- Problem details -
Write every record out again exactly as given.

··· Records for processing ···

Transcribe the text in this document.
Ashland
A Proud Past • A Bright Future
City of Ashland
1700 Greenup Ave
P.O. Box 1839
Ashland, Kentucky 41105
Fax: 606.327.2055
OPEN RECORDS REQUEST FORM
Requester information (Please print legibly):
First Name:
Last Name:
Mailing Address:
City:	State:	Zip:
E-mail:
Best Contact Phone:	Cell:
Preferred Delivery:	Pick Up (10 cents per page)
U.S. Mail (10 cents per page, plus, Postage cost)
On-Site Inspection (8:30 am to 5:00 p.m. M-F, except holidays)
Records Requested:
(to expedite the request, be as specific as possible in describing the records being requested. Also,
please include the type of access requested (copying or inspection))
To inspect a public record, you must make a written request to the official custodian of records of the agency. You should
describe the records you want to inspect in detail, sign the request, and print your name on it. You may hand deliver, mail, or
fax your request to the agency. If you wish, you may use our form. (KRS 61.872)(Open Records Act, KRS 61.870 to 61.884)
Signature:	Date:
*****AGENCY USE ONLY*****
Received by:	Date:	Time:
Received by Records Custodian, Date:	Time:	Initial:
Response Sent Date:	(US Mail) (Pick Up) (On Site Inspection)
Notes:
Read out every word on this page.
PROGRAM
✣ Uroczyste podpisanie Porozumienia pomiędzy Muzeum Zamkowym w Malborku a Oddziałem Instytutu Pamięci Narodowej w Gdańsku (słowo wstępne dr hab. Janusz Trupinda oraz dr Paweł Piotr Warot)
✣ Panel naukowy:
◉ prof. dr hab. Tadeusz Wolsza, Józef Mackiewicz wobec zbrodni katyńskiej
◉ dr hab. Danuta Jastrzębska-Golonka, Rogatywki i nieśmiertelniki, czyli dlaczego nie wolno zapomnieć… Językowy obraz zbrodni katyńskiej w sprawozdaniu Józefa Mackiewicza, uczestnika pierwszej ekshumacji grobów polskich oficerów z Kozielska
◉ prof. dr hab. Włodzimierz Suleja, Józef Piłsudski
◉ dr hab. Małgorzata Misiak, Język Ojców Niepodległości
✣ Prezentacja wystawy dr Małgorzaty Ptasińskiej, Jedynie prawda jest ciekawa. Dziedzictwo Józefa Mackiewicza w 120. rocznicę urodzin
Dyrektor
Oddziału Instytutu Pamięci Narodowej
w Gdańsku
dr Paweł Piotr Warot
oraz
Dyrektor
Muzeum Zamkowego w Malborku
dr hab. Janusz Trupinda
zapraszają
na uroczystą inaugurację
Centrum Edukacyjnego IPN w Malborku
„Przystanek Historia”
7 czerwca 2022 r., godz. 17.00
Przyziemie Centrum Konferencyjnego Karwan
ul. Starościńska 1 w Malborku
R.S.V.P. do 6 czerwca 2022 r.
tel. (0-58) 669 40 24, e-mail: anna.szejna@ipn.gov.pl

···

- Solution -
Transcribe the text in this document.
Ashland
A Proud Past • A Bright Future
City of Ashland
1700 Greenup Ave
P.O. Box 1839
Ashland, Kentucky 41105
Fax: 606.327.2055
OPEN RECORDS REQUEST FORM
Requester information (Please print legibly):
First Name:
Last Name:
Mailing Address:
City:	State:	Zip:
E-mail:
Best Contact Phone:	Cell:
Preferred Delivery:	Pick Up (10 cents per page)
U.S. Mail (10 cents per page, plus, Postage cost)
On-Site Inspection (8:30 am to 5:00 p.m. M-F, except holidays)
Records Requested:
(to expedite the request, be as specific as possible in describing the records being requested. Also,
please include the type of access requested (copying or inspection))
To inspect a public record, you must make a written request to the official custodian of records of the agency. You should
describe the records you want to inspect in detail, sign the request, and print your name on it. You may hand deliver, mail, or
fax your request to the agency. If you wish, you may use our form. (KRS 61.872)(Open Records Act, KRS 61.870 to 61.884)
Signature:	Date:
*****AGENCY USE ONLY*****
Received by:	Date:	Time:
Received by Records Custodian, Date:	Time:	Initial:
Response Sent Date:	(US Mail) (Pick Up) (On Site Inspection)
Notes:
Read out every word on this page.
PROGRAM
✣ Uroczyste podpisanie Porozumienia pomiędzy Muzeum Zamkowym w Malborku a Oddziałem Instytutu Pamięci Narodowej w Gdańsku (słowo wstępne dr hab. Janusz Trupinda oraz dr Paweł Piotr Warot)
✣ Panel naukowy:
◉ prof. dr hab. Tadeusz Wolsza, Józef Mackiewicz wobec zbrodni katyńskiej
◉ dr hab. Danuta Jastrzębska-Golonka, Rogatywki i nieśmiertelniki, czyli dlaczego nie wolno zapomnieć… Językowy obraz zbrodni katyńskiej w sprawozdaniu Józefa Mackiewicza, uczestnika pierwszej ekshumacji grobów polskich oficerów z Kozielska
◉ prof. dr hab. Włodzimierz Suleja, Józef Piłsudski
◉ dr hab. Małgorzata Misiak, Język Ojców Niepodległości
✣ Prezentacja wystawy dr Małgorzaty Ptasińskiej, Jedynie prawda jest ciekawa. Dziedzictwo Józefa Mackiewicza w 120. rocznicę urodzin
Dyrektor
Oddziału Instytutu Pamięci Narodowej
w Gdańsku
dr Paweł Piotr Warot
oraz
Dyrektor
Muzeum Zamkowego w Malborku
dr hab. Janusz Trupinda
zapraszają
na uroczystą inaugurację
Centrum Edukacyjnego IPN w Malborku
„Przystanek Historia”
7 czerwca 2022 r., godz. 17.00
Przyziemie Centrum Konferencyjnego Karwan
ul. Starościńska 1 w Malborku
R.S.V.P. do 6 czerwca 2022 r.
tel. (0-58) 669 40 24, e-mail: anna.szejna@ipn.gov.pl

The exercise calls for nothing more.